练习题目 A:
根据这段关于连续比例因子超分辨率的摘要,回答下列问题:
(i) 在连续比例因子任务中,与Meta-SR相比,峰值信噪比提升了多少,参数量减少了多少?
(ii) 在整数比例因子任务中,用来对比的参数量相近的轻量网络是什么,峰值信噪比提升了多少?
(iii) 跨尺度耦合上采样模块可以用来替代哪些常用层?

文本片段:

-------------------------

Current Issue Cover
跨尺度耦合的连续比例因子图像超分辨率

吴瀚霖, 李宛谕, 张立保(北京师范大学人工智能学院, 北京 100875)

摘 要
目的 虽然深度学习技术已大幅提高了图像超分辨率的性能,但是现有方法大多仅考虑了特定的整数比例因子,不能灵活地实现连续比例因子的超分辨率。现有方法通常为每个比例因子训练一次模型,导致耗费很长的训练时间和占用过多的模型存储空间。针对以上问题,本文提出了一种基于跨尺度耦合网络的连续比例因子超分辨率方法。方法 提出一个用于替代传统上采样层的跨尺度耦合上采样模块,用于实现连续比例因子上采样。其次,提出一个跨尺度卷积层,可以在多个尺度上并行提取特征,通过动态地激活和聚合不同尺度的特征来挖掘跨尺度上下文信息,有效提升连续比例因子超分辨率任务的性能。结果 在3个数据集上与最新的超分辨率方法进行比较,在连续比例因子任务中,相比于性能第2的对比算法Meta-SR(meta super-resolution),峰值信噪比提升达0.13 dB,而参数量减少了73%。在整数比例因子任务中,相比于参数量相近的轻量网络SRFBN(super-resolution feedback network),峰值信噪比提升达0.24 dB。同时,提出的算法能够生成视觉效果更加逼真、纹理更加清晰的结果。消融实验证明了所提算法中各个模块的有效性。结论 本文提出的连续比例因子超分辨率模型,仅需要一次训练,就可以在任意比例因子上获得优秀的超分辨率结果。此外,跨尺度耦合上采样模块可以用于替代常用的亚像素层或反卷积层,在实现连续比例因子上采样的同时,保持模型性能。

-------------------------

[元素与坐标记录]
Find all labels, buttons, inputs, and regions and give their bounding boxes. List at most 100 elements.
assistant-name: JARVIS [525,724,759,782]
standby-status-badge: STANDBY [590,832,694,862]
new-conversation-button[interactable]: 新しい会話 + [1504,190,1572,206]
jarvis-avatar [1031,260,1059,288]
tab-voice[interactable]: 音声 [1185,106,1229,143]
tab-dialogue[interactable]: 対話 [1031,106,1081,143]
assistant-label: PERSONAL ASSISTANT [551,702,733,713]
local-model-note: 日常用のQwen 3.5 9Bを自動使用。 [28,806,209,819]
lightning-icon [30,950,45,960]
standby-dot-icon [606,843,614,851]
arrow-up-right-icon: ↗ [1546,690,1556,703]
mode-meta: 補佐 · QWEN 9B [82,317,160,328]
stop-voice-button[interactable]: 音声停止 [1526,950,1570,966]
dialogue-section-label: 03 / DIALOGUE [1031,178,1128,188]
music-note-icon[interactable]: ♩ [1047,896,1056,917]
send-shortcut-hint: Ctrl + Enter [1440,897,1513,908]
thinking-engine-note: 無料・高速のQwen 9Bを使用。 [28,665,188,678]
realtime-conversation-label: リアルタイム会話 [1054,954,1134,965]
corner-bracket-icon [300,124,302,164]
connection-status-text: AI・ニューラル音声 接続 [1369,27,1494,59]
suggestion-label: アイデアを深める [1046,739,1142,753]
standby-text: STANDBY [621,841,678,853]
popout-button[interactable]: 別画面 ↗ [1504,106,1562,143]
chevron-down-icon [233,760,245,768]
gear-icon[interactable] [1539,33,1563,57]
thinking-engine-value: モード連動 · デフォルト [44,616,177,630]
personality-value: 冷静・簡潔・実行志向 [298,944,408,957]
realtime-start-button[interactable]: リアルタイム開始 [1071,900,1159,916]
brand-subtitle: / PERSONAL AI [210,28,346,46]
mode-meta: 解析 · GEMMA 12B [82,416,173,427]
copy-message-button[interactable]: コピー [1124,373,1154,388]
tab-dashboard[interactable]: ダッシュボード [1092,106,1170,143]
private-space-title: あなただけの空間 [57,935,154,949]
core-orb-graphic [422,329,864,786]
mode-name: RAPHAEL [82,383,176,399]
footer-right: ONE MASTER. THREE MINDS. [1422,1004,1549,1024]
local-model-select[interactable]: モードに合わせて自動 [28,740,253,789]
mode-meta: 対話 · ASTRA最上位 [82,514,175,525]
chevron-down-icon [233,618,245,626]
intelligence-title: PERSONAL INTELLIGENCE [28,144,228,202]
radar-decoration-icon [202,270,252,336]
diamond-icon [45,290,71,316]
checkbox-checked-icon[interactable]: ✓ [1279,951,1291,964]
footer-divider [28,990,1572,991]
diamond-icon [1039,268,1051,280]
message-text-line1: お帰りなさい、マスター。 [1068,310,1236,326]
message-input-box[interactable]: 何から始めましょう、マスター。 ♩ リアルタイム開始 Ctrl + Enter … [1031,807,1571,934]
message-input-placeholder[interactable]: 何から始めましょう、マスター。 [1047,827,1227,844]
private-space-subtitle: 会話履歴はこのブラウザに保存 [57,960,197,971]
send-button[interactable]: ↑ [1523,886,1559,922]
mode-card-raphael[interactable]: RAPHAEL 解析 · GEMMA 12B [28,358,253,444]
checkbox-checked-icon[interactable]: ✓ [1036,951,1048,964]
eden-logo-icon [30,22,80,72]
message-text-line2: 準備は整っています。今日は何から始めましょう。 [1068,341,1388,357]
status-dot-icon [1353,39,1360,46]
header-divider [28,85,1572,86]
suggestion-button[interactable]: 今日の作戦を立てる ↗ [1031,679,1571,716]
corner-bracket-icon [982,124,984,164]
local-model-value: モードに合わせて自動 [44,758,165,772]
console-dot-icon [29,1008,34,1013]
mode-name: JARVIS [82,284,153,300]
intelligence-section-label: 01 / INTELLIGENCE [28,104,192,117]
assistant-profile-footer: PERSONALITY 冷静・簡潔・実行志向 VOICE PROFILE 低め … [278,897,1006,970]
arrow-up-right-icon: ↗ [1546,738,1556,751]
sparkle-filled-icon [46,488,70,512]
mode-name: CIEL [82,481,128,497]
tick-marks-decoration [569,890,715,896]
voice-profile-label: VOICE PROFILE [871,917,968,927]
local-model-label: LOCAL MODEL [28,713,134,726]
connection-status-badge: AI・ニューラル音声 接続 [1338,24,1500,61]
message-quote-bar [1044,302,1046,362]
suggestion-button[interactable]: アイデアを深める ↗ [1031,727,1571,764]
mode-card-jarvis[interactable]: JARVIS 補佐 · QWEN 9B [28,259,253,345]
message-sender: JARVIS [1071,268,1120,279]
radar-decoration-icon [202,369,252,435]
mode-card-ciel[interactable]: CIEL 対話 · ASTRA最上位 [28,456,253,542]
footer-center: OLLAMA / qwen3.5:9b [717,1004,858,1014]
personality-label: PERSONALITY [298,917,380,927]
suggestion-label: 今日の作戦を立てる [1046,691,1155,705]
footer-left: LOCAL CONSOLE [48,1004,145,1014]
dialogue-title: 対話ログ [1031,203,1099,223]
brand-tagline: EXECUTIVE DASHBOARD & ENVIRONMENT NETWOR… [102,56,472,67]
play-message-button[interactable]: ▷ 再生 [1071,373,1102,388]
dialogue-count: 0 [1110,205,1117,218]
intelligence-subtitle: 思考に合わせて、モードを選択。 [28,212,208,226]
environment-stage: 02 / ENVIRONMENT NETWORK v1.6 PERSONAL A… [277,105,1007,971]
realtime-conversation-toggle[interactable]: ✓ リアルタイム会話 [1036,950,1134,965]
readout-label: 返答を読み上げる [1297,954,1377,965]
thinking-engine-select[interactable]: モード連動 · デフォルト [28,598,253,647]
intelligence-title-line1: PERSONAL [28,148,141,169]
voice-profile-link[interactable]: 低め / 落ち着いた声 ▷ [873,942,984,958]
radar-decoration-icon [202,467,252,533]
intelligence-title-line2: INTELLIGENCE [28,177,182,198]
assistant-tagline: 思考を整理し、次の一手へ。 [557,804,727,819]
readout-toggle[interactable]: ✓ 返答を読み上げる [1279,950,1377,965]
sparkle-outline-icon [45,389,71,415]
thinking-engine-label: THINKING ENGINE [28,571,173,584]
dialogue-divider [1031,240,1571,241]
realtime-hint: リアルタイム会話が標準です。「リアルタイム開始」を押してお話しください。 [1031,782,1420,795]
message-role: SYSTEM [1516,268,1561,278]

-------------------------

练习题目 B: 元素与坐标记录中有一部分条目,从开头起,到含有"tab-dialogue[interactable]: 対話 [1031,106,1081,143]"的那一行止,首尾两行都算在内。请把这部分条目写成编号列表,略去空行。

完整答案 A:
(i) 峰值信噪比提升达0.13 dB,参数量减少了73%。
(ii) SRFBN(super-resolution feedback network),峰值信噪比提升达0.24 dB。
(iii) 亚像素层或反卷积层。

完整答案 B:
1. Find all labels, buttons, inputs, and regions and give their bounding boxes. List at most 100 elements.
2. assistant-name: JARVIS [525,724,759,782]
3. standby-status-badge: STANDBY [590,832,694,862]
4. new-conversation-button[interactable]: 新しい会話 + [1504,190,1572,206]
5. jarvis-avatar [1031,260,1059,288]
6. tab-voice[interactable]: 音声 [1185,106,1229,143]
7. tab-dialogue[interactable]: 対話 [1031,106,1081,143]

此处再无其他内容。